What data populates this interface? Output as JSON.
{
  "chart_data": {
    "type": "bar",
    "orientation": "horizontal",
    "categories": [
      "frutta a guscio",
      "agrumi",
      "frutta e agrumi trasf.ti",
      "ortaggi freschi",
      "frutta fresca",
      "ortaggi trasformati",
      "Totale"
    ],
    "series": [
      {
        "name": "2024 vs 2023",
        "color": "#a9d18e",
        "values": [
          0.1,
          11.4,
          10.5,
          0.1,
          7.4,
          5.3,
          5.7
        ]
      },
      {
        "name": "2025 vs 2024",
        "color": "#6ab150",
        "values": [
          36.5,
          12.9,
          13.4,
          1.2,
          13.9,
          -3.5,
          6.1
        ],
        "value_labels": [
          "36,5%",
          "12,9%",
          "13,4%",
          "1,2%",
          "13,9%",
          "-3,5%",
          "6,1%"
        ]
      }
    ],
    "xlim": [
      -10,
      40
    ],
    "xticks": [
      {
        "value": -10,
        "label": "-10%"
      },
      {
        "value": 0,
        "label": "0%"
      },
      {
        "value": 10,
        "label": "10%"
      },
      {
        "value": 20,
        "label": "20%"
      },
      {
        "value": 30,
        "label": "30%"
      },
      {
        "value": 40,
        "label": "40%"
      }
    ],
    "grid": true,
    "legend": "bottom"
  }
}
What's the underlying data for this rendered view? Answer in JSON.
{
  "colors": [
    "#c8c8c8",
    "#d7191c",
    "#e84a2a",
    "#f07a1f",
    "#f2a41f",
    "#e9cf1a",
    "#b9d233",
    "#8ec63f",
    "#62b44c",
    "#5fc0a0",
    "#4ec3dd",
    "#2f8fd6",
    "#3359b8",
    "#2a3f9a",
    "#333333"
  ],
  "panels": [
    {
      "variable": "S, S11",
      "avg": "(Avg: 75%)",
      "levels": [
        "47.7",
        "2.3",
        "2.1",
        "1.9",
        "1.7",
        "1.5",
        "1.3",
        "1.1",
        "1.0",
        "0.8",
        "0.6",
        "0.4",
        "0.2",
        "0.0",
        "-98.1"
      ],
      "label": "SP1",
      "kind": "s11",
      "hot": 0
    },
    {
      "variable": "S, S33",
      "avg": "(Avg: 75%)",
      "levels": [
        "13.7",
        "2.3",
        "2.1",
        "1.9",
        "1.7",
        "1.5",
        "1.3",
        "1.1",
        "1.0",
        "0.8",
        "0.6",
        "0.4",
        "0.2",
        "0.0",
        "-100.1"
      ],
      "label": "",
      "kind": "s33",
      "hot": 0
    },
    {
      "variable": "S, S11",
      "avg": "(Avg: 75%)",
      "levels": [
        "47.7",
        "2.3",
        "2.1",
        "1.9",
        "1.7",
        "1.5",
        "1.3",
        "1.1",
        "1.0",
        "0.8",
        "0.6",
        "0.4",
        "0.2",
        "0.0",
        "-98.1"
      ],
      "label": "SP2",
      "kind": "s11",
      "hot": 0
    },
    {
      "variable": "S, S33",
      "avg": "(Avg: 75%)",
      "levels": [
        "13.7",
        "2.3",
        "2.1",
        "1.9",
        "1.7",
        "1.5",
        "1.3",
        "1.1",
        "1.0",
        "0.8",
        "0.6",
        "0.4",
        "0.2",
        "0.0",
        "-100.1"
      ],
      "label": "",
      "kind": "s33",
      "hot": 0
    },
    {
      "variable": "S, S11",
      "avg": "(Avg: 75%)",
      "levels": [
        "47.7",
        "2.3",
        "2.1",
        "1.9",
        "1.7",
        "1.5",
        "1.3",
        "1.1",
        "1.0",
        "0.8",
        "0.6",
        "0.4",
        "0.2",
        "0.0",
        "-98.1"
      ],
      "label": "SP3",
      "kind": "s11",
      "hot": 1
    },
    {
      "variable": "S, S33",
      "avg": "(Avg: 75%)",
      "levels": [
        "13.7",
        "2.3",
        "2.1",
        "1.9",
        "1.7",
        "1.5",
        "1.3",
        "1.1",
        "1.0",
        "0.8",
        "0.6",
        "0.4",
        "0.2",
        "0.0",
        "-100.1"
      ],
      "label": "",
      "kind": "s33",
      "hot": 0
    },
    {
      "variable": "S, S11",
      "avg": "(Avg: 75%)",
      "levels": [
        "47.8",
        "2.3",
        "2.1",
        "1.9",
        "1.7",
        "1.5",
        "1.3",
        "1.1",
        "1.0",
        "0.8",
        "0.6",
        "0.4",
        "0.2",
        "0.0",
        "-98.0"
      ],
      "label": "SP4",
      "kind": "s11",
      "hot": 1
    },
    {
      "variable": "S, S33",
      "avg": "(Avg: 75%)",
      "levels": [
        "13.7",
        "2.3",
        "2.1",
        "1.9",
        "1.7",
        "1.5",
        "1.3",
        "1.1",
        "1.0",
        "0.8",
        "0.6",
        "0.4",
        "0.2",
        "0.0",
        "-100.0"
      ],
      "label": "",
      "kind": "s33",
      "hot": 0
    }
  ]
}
============
Exercise aim => Pick out every line above that contains the word "What" and copy it.

Output of the exercise =>
What data populates this interface? Output as JSON.
What's the underlying data for this rendered view? Answer in JSON.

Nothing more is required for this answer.